— What you should do —
Reproduce the records below exactly, leaving out any pictures.

— Supplied material —
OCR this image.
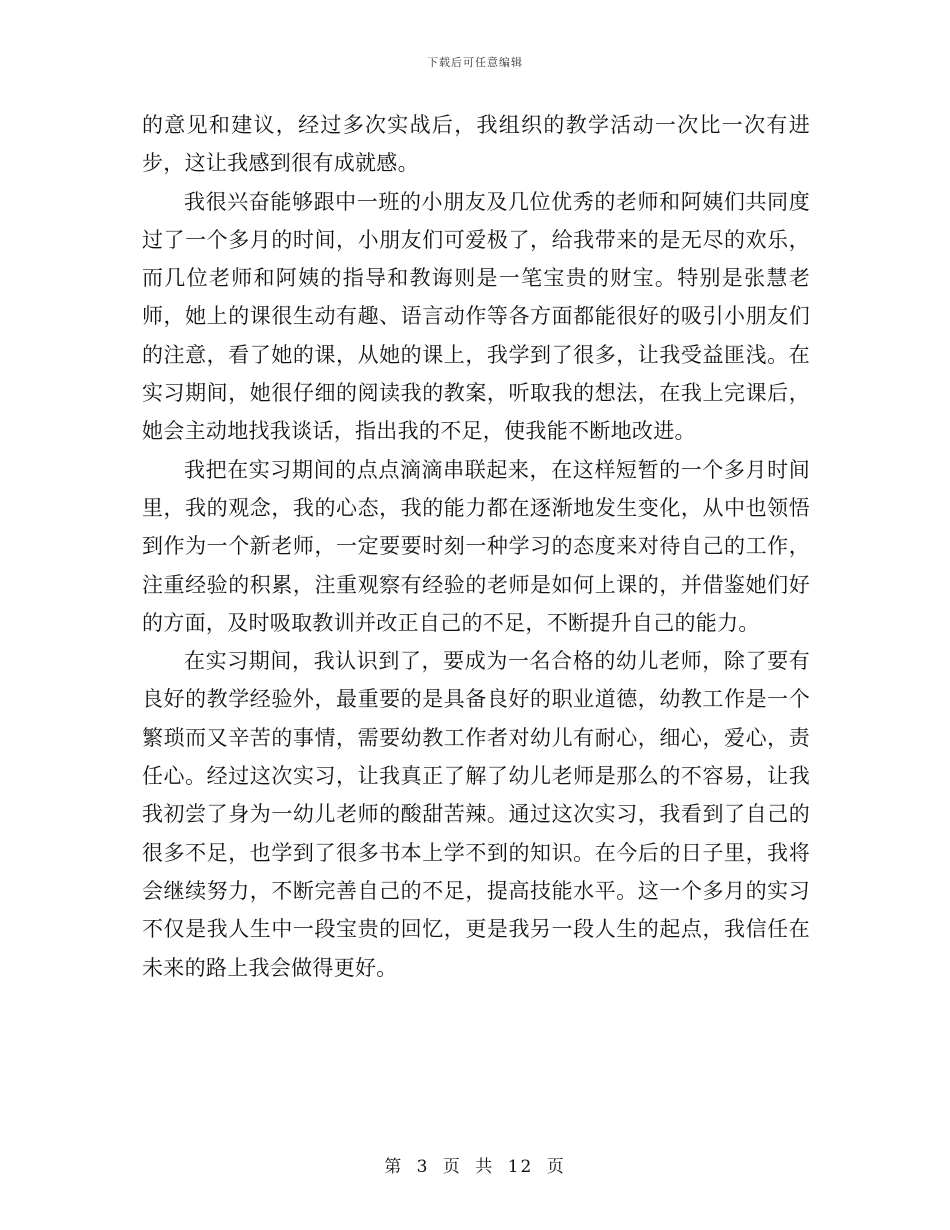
下载后可任意编辑

的意见和建议，经过多次实战后，我组织的教学活动一次比一次有进步，这让我感到很有成就感。

我很兴奋能够跟中一班的小朋友及几位优秀的老师和阿姨们共同度过了一个多月的时间，小朋友们可爱极了，给我带来的是无尽的欢乐，而几位老师和阿姨的指导和教诲则是一笔宝贵的财宝。特别是张慧老师，她上的课很生动有趣、语言动作等各方面都能很好的吸引小朋友们的注意，看了她的课，从她的课上，我学到了很多，让我受益匪浅。在实习期间，她很仔细的阅读我的教案，听取我的想法，在我上完课后，她会主动地找我谈话，指出我的不足，使我能不断地改进。

我把在实习期间的点点滴滴串联起来，在这样短暂的一个多月时间里，我的观念，我的心态，我的能力都在逐渐地发生变化，从中也领悟到作为一个新老师，一定要要时刻一种学习的态度来对待自己的工作，注重经验的积累，注重观察有经验的老师是如何上课的，并借鉴她们好的方面，及时吸取教训并改正自己的不足，不断提升自己的能力。

在实习期间，我认识到了，要成为一名合格的幼儿老师，除了要有良好的教学经验外，最重要的是具备良好的职业道德，幼教工作是一个繁琐而又辛苦的事情，需要幼教工作者对幼儿有耐心，细心，爱心，责任心。经过这次实习，让我真正了解了幼儿老师是那么的不容易，让我我初尝了身为一幼儿老师的酸甜苦辣。通过这次实习，我看到了自己的很多不足，也学到了很多书本上学不到的知识。在今后的日子里，我将会继续努力，不断完善自己的不足，提高技能水平。这一个多月的实习不仅是我人生中一段宝贵的回忆，更是我另一段人生的起点，我信任在未来的路上我会做得更好。

第 3 页 共 12 页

— Solution to the exercise —
OCR this image.
下载后可任意编辑

的意见和建议，经过多次实战后，我组织的教学活动一次比一次有进步，这让我感到很有成就感。

我很兴奋能够跟中一班的小朋友及几位优秀的老师和阿姨们共同度过了一个多月的时间，小朋友们可爱极了，给我带来的是无尽的欢乐，而几位老师和阿姨的指导和教诲则是一笔宝贵的财宝。特别是张慧老师，她上的课很生动有趣、语言动作等各方面都能很好的吸引小朋友们的注意，看了她的课，从她的课上，我学到了很多，让我受益匪浅。在实习期间，她很仔细的阅读我的教案，听取我的想法，在我上完课后，她会主动地找我谈话，指出我的不足，使我能不断地改进。

我把在实习期间的点点滴滴串联起来，在这样短暂的一个多月时间里，我的观念，我的心态，我的能力都在逐渐地发生变化，从中也领悟到作为一个新老师，一定要要时刻一种学习的态度来对待自己的工作，注重经验的积累，注重观察有经验的老师是如何上课的，并借鉴她们好的方面，及时吸取教训并改正自己的不足，不断提升自己的能力。

在实习期间，我认识到了，要成为一名合格的幼儿老师，除了要有良好的教学经验外，最重要的是具备良好的职业道德，幼教工作是一个繁琐而又辛苦的事情，需要幼教工作者对幼儿有耐心，细心，爱心，责任心。经过这次实习，让我真正了解了幼儿老师是那么的不容易，让我我初尝了身为一幼儿老师的酸甜苦辣。通过这次实习，我看到了自己的很多不足，也学到了很多书本上学不到的知识。在今后的日子里，我将会继续努力，不断完善自己的不足，提高技能水平。这一个多月的实习不仅是我人生中一段宝贵的回忆，更是我另一段人生的起点，我信任在未来的路上我会做得更好。

第 3 页 共 12 页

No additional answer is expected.